(begin)
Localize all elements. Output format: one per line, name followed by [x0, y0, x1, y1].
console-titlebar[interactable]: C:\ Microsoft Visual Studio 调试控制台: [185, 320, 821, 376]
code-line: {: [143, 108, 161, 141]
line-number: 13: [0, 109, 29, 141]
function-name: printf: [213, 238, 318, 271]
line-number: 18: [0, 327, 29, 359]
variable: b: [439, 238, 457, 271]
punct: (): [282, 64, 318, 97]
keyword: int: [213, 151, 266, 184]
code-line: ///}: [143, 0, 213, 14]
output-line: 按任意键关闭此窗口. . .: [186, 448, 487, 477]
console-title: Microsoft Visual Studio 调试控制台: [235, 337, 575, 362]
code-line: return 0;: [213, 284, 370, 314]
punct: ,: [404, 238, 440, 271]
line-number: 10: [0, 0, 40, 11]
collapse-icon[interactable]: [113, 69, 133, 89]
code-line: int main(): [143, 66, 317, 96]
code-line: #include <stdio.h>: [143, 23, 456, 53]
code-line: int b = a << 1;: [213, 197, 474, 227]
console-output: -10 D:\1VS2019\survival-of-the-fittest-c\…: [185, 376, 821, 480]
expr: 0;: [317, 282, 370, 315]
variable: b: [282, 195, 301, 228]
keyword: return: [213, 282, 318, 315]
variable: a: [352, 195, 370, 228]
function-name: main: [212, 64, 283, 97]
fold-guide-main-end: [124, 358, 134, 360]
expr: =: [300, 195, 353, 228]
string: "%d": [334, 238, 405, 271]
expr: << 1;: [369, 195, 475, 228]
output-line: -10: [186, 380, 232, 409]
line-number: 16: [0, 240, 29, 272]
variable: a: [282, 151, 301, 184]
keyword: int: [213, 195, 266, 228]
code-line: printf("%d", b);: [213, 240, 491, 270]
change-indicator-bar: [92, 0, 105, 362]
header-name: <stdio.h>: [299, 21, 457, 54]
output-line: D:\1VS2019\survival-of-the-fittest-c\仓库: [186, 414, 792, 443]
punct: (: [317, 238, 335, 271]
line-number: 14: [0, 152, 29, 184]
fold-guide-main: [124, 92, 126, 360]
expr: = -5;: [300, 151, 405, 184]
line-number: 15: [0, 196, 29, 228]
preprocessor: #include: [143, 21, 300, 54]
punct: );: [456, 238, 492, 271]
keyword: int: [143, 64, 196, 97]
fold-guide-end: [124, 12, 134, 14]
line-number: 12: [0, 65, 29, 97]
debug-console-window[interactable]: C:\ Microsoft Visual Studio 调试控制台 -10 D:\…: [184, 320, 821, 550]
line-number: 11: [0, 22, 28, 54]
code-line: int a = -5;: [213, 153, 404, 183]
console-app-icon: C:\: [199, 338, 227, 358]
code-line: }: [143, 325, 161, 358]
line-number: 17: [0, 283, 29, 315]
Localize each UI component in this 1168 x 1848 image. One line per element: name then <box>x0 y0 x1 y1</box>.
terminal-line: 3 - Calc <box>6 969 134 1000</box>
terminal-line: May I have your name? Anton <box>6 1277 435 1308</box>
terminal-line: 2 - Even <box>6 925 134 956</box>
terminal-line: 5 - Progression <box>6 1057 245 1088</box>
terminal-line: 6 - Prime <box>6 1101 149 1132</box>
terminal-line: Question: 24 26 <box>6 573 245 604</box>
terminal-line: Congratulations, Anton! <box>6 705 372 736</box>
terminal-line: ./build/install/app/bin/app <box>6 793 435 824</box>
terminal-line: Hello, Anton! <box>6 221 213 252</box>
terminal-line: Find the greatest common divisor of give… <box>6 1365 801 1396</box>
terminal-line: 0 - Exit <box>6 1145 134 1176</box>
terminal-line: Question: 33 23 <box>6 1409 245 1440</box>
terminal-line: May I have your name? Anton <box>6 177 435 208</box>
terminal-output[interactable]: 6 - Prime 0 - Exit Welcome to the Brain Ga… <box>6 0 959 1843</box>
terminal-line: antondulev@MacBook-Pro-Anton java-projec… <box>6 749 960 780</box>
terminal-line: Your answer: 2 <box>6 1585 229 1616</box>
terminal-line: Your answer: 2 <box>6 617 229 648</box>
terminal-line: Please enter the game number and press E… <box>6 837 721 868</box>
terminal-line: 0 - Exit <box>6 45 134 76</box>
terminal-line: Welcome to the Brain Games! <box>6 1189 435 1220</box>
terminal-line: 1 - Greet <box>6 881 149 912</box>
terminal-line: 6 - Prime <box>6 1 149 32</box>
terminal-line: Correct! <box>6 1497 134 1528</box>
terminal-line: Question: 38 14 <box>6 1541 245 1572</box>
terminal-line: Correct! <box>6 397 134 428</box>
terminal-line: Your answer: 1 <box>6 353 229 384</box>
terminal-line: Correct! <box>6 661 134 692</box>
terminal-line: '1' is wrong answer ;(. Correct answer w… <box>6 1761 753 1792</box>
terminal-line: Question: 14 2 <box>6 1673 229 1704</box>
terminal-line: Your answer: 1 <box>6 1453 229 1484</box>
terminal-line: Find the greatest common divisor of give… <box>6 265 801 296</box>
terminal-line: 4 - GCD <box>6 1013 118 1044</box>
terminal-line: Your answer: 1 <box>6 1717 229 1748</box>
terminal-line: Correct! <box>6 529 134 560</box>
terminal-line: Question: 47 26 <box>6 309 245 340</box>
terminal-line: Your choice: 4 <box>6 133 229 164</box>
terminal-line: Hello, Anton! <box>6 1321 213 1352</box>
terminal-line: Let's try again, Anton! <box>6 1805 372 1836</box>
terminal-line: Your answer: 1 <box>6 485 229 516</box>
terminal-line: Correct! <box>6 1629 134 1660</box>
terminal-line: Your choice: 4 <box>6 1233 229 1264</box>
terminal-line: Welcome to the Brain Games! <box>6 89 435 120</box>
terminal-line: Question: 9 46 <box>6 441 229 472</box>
(end)
## [WHAT YOU WILL DO]
Please return every line of the records above verbatim, keeping each character, space and number unchanged.

## [FULL ANSWER]
Localize all elements. Output format: one per line, name followed by [x0, y0, x1, y1].
console-titlebar[interactable]: C:\ Microsoft Visual Studio 调试控制台: [185, 320, 821, 376]
code-line: {: [143, 108, 161, 141]
line-number: 13: [0, 109, 29, 141]
function-name: printf: [213, 238, 318, 271]
line-number: 18: [0, 327, 29, 359]
variable: b: [439, 238, 457, 271]
punct: (): [282, 64, 318, 97]
keyword: int: [213, 151, 266, 184]
code-line: ///}: [143, 0, 213, 14]
output-line: 按任意键关闭此窗口. . .: [186, 448, 487, 477]
console-title: Microsoft Visual Studio 调试控制台: [235, 337, 575, 362]
code-line: return 0;: [213, 284, 370, 314]
punct: ,: [404, 238, 440, 271]
line-number: 10: [0, 0, 40, 11]
collapse-icon[interactable]: [113, 69, 133, 89]
code-line: int main(): [143, 66, 317, 96]
code-line: #include <stdio.h>: [143, 23, 456, 53]
code-line: int b = a << 1;: [213, 197, 474, 227]
console-output: -10 D:\1VS2019\survival-of-the-fittest-c\…: [185, 376, 821, 480]
expr: 0;: [317, 282, 370, 315]
variable: b: [282, 195, 301, 228]
keyword: return: [213, 282, 318, 315]
variable: a: [352, 195, 370, 228]
function-name: main: [212, 64, 283, 97]
fold-guide-main-end: [124, 358, 134, 360]
expr: =: [300, 195, 353, 228]
string: "%d": [334, 238, 405, 271]
expr: << 1;: [369, 195, 475, 228]
output-line: -10: [186, 380, 232, 409]
line-number: 16: [0, 240, 29, 272]
variable: a: [282, 151, 301, 184]
keyword: int: [213, 195, 266, 228]
code-line: printf("%d", b);: [213, 240, 491, 270]
change-indicator-bar: [92, 0, 105, 362]
header-name: <stdio.h>: [299, 21, 457, 54]
output-line: D:\1VS2019\survival-of-the-fittest-c\仓库: [186, 414, 792, 443]
punct: (: [317, 238, 335, 271]
line-number: 14: [0, 152, 29, 184]
fold-guide-main: [124, 92, 126, 360]
expr: = -5;: [300, 151, 405, 184]
line-number: 15: [0, 196, 29, 228]
preprocessor: #include: [143, 21, 300, 54]
punct: );: [456, 238, 492, 271]
keyword: int: [143, 64, 196, 97]
fold-guide-end: [124, 12, 134, 14]
line-number: 12: [0, 65, 29, 97]
debug-console-window[interactable]: C:\ Microsoft Visual Studio 调试控制台 -10 D:\…: [184, 320, 821, 550]
line-number: 11: [0, 22, 28, 54]
code-line: int a = -5;: [213, 153, 404, 183]
console-app-icon: C:\: [199, 338, 227, 358]
code-line: }: [143, 325, 161, 358]
line-number: 17: [0, 283, 29, 315]
Localize each UI component in this 1168 x 1848 image. One line per element: name then <box>x0 y0 x1 y1</box>.
terminal-line: 3 - Calc <box>6 969 134 1000</box>
terminal-line: May I have your name? Anton <box>6 1277 435 1308</box>
terminal-line: 2 - Even <box>6 925 134 956</box>
terminal-line: 5 - Progression <box>6 1057 245 1088</box>
terminal-line: 6 - Prime <box>6 1101 149 1132</box>
terminal-line: Question: 24 26 <box>6 573 245 604</box>
terminal-line: Congratulations, Anton! <box>6 705 372 736</box>
terminal-line: ./build/install/app/bin/app <box>6 793 435 824</box>
terminal-line: Hello, Anton! <box>6 221 213 252</box>
terminal-line: Find the greatest common divisor of give… <box>6 1365 801 1396</box>
terminal-line: 0 - Exit <box>6 1145 134 1176</box>
terminal-line: Question: 33 23 <box>6 1409 245 1440</box>
terminal-line: May I have your name? Anton <box>6 177 435 208</box>
terminal-output[interactable]: 6 - Prime 0 - Exit Welcome to the Brain Ga… <box>6 0 959 1843</box>
terminal-line: antondulev@MacBook-Pro-Anton java-projec… <box>6 749 960 780</box>
terminal-line: Your answer: 2 <box>6 1585 229 1616</box>
terminal-line: Your answer: 2 <box>6 617 229 648</box>
terminal-line: Please enter the game number and press E… <box>6 837 721 868</box>
terminal-line: 0 - Exit <box>6 45 134 76</box>
terminal-line: Welcome to the Brain Games! <box>6 1189 435 1220</box>
terminal-line: 1 - Greet <box>6 881 149 912</box>
terminal-line: 6 - Prime <box>6 1 149 32</box>
terminal-line: Correct! <box>6 1497 134 1528</box>
terminal-line: Question: 38 14 <box>6 1541 245 1572</box>
terminal-line: Correct! <box>6 397 134 428</box>
terminal-line: Your answer: 1 <box>6 353 229 384</box>
terminal-line: Correct! <box>6 661 134 692</box>
terminal-line: '1' is wrong answer ;(. Correct answer w… <box>6 1761 753 1792</box>
terminal-line: Question: 14 2 <box>6 1673 229 1704</box>
terminal-line: Your answer: 1 <box>6 1453 229 1484</box>
terminal-line: Find the greatest common divisor of give… <box>6 265 801 296</box>
terminal-line: 4 - GCD <box>6 1013 118 1044</box>
terminal-line: Your answer: 1 <box>6 1717 229 1748</box>
terminal-line: Correct! <box>6 529 134 560</box>
terminal-line: Question: 47 26 <box>6 309 245 340</box>
terminal-line: Your choice: 4 <box>6 133 229 164</box>
terminal-line: Hello, Anton! <box>6 1321 213 1352</box>
terminal-line: Let's try again, Anton! <box>6 1805 372 1836</box>
terminal-line: Your answer: 1 <box>6 485 229 516</box>
terminal-line: Correct! <box>6 1629 134 1660</box>
terminal-line: Your choice: 4 <box>6 1233 229 1264</box>
terminal-line: Welcome to the Brain Games! <box>6 89 435 120</box>
terminal-line: Question: 9 46 <box>6 441 229 472</box>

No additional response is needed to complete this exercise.